[Dataset records]
-- start --

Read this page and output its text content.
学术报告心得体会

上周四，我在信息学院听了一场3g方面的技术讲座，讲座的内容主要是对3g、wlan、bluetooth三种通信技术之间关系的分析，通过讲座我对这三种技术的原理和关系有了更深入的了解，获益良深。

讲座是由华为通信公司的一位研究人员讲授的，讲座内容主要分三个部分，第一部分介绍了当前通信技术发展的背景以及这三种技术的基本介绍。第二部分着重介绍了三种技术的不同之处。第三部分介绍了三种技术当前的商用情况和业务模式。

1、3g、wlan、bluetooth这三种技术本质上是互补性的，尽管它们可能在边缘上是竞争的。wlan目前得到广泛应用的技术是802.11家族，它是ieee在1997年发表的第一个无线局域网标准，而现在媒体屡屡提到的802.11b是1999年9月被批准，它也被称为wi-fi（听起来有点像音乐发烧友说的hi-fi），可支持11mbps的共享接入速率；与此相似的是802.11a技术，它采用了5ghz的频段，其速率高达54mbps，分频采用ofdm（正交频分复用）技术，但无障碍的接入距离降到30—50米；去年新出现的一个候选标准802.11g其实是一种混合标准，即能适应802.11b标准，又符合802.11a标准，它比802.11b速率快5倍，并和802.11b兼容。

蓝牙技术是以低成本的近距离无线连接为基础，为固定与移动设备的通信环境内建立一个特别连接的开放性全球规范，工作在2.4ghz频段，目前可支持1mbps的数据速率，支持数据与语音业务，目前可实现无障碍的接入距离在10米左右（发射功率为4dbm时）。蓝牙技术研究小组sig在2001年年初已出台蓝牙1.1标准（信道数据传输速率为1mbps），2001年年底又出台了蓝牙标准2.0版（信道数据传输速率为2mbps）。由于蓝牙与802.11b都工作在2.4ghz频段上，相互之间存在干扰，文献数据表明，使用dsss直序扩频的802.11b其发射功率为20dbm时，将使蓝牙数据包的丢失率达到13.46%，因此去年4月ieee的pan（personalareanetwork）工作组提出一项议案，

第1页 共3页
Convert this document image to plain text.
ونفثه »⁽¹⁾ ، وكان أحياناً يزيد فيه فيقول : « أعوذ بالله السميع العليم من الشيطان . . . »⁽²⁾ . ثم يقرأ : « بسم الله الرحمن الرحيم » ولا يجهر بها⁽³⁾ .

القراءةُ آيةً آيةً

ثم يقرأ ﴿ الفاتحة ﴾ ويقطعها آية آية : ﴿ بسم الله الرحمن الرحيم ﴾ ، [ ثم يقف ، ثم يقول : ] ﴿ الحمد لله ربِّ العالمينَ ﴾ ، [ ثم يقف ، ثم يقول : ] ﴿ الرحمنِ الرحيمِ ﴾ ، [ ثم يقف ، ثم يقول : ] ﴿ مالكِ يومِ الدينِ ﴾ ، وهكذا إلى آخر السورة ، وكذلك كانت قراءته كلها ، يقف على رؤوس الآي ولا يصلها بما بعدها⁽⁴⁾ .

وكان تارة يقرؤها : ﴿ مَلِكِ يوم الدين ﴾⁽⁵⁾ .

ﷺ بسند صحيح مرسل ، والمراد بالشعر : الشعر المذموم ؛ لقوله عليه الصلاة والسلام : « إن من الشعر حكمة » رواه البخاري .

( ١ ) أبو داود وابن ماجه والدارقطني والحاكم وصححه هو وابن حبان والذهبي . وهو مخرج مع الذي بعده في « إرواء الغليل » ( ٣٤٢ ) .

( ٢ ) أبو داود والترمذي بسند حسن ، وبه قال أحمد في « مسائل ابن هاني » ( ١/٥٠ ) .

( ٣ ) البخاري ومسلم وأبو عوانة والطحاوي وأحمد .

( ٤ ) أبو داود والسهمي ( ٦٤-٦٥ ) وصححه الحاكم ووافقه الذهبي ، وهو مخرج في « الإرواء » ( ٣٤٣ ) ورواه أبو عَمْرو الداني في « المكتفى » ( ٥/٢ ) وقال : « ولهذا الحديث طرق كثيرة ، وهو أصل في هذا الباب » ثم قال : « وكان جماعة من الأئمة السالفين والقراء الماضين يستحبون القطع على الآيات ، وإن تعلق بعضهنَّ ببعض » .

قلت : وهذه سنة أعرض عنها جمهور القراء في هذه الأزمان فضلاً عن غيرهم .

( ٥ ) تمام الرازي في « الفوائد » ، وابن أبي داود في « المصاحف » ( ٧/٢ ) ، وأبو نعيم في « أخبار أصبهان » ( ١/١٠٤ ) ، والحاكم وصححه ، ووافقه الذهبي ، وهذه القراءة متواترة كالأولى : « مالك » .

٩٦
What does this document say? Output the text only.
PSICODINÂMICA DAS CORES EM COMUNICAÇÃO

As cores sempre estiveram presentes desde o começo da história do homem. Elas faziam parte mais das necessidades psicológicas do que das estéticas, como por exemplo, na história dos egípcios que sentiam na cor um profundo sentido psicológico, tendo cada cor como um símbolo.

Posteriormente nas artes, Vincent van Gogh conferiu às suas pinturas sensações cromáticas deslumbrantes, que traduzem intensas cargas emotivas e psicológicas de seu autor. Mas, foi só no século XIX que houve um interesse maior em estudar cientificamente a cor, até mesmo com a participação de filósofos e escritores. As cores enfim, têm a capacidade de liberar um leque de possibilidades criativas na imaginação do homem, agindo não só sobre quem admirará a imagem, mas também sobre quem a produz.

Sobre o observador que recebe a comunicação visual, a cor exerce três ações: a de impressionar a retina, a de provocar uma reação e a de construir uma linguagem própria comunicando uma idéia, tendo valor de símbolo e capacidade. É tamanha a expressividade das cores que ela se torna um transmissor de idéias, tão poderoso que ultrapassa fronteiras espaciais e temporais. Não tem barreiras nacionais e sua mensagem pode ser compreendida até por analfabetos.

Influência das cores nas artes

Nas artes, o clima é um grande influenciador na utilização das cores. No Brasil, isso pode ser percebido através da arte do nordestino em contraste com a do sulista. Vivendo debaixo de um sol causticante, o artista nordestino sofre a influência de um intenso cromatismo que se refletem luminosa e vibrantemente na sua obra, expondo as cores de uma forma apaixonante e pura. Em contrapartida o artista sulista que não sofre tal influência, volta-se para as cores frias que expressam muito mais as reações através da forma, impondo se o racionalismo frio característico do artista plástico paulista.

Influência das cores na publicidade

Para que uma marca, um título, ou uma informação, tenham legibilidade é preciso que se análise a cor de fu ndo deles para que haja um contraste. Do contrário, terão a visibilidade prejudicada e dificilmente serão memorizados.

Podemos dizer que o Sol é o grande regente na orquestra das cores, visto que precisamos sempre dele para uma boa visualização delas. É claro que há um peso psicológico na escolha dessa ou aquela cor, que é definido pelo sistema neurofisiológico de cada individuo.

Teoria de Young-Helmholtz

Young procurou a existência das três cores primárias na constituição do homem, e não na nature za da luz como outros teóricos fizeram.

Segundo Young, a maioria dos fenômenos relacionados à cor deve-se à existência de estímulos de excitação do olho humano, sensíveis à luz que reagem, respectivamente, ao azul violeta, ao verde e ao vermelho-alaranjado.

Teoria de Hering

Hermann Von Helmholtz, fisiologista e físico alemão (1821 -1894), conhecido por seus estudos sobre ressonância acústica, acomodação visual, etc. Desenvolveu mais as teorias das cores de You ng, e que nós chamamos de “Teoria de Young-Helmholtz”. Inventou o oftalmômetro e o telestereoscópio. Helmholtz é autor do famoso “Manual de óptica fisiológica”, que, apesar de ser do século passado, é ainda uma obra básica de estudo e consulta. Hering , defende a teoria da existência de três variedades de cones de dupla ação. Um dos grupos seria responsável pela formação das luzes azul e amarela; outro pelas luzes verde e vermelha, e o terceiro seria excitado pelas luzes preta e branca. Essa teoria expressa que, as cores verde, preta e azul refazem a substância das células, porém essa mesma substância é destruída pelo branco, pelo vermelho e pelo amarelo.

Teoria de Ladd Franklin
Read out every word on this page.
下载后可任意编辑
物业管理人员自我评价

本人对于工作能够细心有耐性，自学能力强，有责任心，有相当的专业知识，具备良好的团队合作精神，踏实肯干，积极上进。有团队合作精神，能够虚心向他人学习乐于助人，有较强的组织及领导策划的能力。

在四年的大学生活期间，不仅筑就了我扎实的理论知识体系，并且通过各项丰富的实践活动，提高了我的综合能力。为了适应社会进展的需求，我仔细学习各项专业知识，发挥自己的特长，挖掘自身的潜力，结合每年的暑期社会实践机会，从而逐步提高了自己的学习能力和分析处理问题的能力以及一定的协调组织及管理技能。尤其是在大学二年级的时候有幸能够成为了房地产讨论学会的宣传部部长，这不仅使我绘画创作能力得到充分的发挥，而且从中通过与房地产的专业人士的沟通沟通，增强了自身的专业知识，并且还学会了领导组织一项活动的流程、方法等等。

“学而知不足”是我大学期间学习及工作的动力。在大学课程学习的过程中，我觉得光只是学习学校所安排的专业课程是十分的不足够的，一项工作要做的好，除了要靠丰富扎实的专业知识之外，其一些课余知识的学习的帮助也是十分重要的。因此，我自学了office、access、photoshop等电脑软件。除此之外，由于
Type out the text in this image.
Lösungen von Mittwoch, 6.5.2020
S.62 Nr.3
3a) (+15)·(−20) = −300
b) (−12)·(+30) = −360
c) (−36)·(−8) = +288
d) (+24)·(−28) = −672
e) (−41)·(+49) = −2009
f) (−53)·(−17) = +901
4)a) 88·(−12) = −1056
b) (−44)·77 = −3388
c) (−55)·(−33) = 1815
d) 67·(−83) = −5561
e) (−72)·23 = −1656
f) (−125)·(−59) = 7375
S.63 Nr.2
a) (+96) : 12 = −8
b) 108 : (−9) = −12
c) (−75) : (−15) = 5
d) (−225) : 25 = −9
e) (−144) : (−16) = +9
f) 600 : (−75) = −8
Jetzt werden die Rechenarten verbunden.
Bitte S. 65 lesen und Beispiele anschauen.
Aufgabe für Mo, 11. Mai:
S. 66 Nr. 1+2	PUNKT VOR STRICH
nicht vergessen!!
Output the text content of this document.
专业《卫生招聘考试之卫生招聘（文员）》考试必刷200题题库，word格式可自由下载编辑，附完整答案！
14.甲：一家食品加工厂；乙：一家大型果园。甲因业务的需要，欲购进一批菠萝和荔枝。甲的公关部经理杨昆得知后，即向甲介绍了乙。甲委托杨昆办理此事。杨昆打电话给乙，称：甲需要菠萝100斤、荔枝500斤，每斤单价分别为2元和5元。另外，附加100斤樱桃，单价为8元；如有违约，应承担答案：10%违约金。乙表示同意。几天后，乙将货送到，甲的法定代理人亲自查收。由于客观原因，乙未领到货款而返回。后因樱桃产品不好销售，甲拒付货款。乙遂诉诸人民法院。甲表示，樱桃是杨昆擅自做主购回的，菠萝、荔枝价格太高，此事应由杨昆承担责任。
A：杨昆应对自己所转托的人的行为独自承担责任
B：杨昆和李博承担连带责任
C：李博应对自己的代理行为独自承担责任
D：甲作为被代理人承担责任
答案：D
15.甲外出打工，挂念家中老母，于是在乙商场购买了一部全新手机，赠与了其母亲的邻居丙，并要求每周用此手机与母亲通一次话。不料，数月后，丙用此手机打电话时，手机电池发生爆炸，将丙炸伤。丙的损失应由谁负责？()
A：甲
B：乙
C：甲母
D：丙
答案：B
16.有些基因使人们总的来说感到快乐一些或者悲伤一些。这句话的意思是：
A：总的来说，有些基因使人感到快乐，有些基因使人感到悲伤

-- end --

SHORT PROBLEM: Locate each line with the word "psicológico" and copy it.

RESULT FOR THIS EXERCISE:
As cores sempre estiveram presentes desde o começo da história do homem. Elas faziam parte mais das necessidades psicológicas do que das estéticas, como por exemplo, na história dos egípcios que sentiam na cor um profundo sentido psicológico, tendo cada cor como um símbolo.
Podemos dizer que o Sol é o grande regente na orquestra das cores, visto que precisamos sempre dele para uma boa visualização delas. É claro que há um peso psicológico na escolha dessa ou aquela cor, que é definido pelo sistema neurofisiológico de cada individuo.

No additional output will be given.